[start Given records]

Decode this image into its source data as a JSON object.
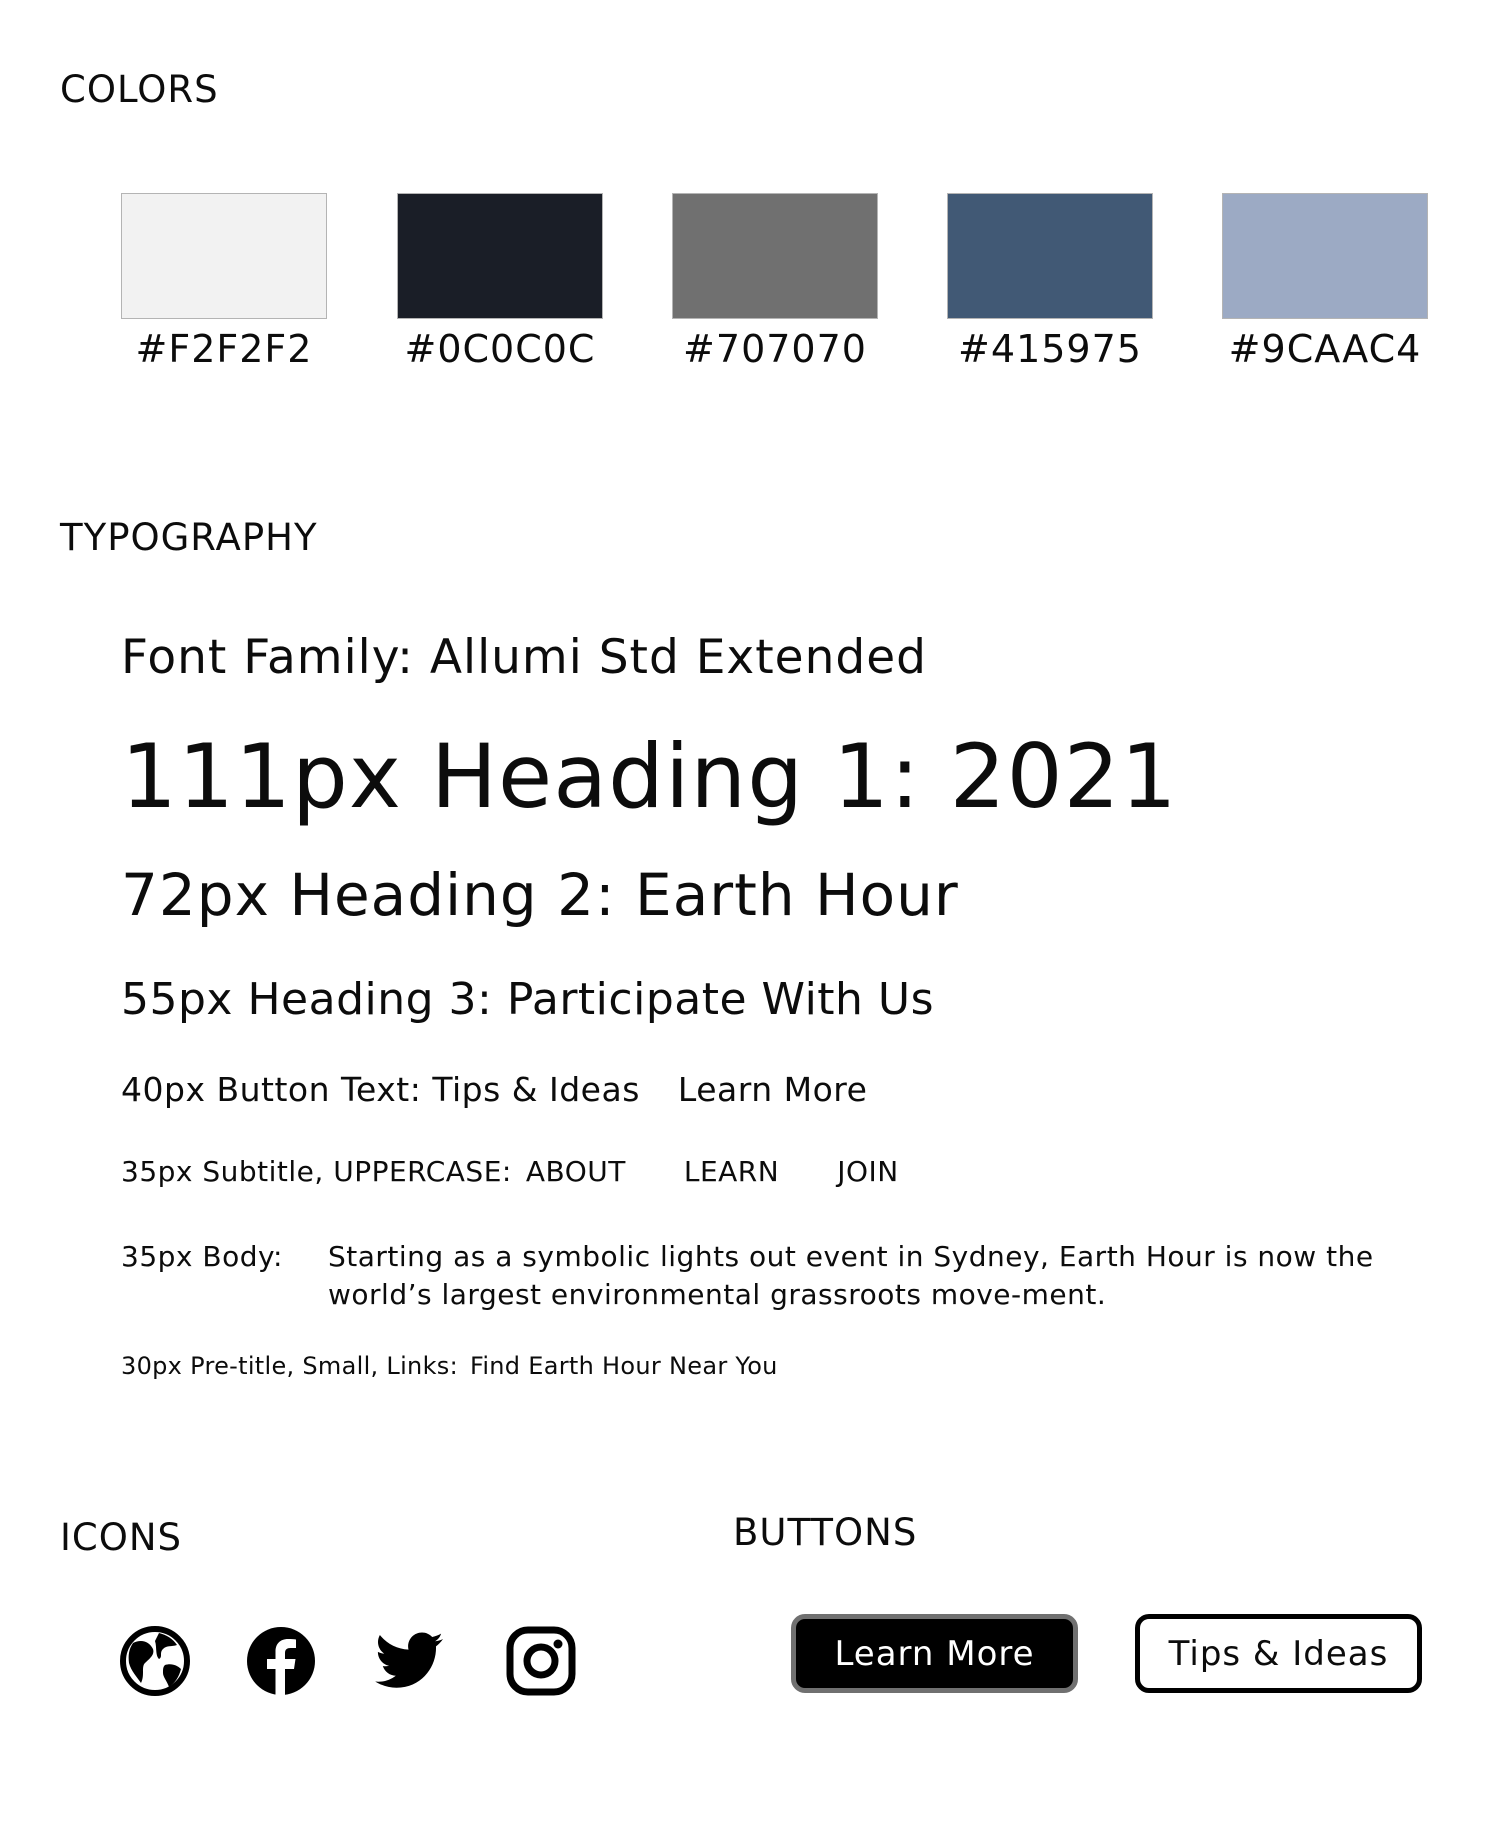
{
  "sections": {
    "colors": "COLORS",
    "typography": "TYPOGRAPHY",
    "icons": "ICONS",
    "buttons": "BUTTONS"
  },
  "colors": [
    {
      "hex": "#F2F2F2",
      "label": "#F2F2F2"
    },
    {
      "hex": "#1A1E27",
      "label": "#0C0C0C"
    },
    {
      "hex": "#707070",
      "label": "#707070"
    },
    {
      "hex": "#415975",
      "label": "#415975"
    },
    {
      "hex": "#9CAAC4",
      "label": "#9CAAC4"
    }
  ],
  "typography": {
    "font_family": "Font Family: Allumi Std Extended",
    "h1": "111px Heading 1: 2021",
    "h2": "72px Heading 2: Earth Hour",
    "h3": "55px Heading 3: Participate With Us",
    "button_text_label": "40px Button Text: Tips & Ideas",
    "button_text_example": "Learn More",
    "subtitle_label": "35px Subtitle, UPPERCASE:",
    "subtitle_examples": [
      "ABOUT",
      "LEARN",
      "JOIN"
    ],
    "body_label": "35px Body:",
    "body_text": "Starting as a symbolic lights out event in Sydney, Earth Hour is now the world’s largest environmental grassroots move-ment.",
    "pretitle_label": "30px Pre-title, Small, Links:",
    "pretitle_example": "Find Earth Hour Near You"
  },
  "icons": [
    "globe-icon",
    "facebook-icon",
    "twitter-icon",
    "instagram-icon"
  ],
  "buttons": {
    "primary_label": "Learn More",
    "secondary_label": "Tips & Ideas"
  }
}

[end Given records]

§ Brief: All of the material above needs to be restated exactly, with no pictures.

§ Answer for this exercise:
Decode this image into its source data as a JSON object.
{
  "sections": {
    "colors": "COLORS",
    "typography": "TYPOGRAPHY",
    "icons": "ICONS",
    "buttons": "BUTTONS"
  },
  "colors": [
    {
      "hex": "#F2F2F2",
      "label": "#F2F2F2"
    },
    {
      "hex": "#1A1E27",
      "label": "#0C0C0C"
    },
    {
      "hex": "#707070",
      "label": "#707070"
    },
    {
      "hex": "#415975",
      "label": "#415975"
    },
    {
      "hex": "#9CAAC4",
      "label": "#9CAAC4"
    }
  ],
  "typography": {
    "font_family": "Font Family: Allumi Std Extended",
    "h1": "111px Heading 1: 2021",
    "h2": "72px Heading 2: Earth Hour",
    "h3": "55px Heading 3: Participate With Us",
    "button_text_label": "40px Button Text: Tips & Ideas",
    "button_text_example": "Learn More",
    "subtitle_label": "35px Subtitle, UPPERCASE:",
    "subtitle_examples": [
      "ABOUT",
      "LEARN",
      "JOIN"
    ],
    "body_label": "35px Body:",
    "body_text": "Starting as a symbolic lights out event in Sydney, Earth Hour is now the world’s largest environmental grassroots move-ment.",
    "pretitle_label": "30px Pre-title, Small, Links:",
    "pretitle_example": "Find Earth Hour Near You"
  },
  "icons": [
    "globe-icon",
    "facebook-icon",
    "twitter-icon",
    "instagram-icon"
  ],
  "buttons": {
    "primary_label": "Learn More",
    "secondary_label": "Tips & Ideas"
  }
}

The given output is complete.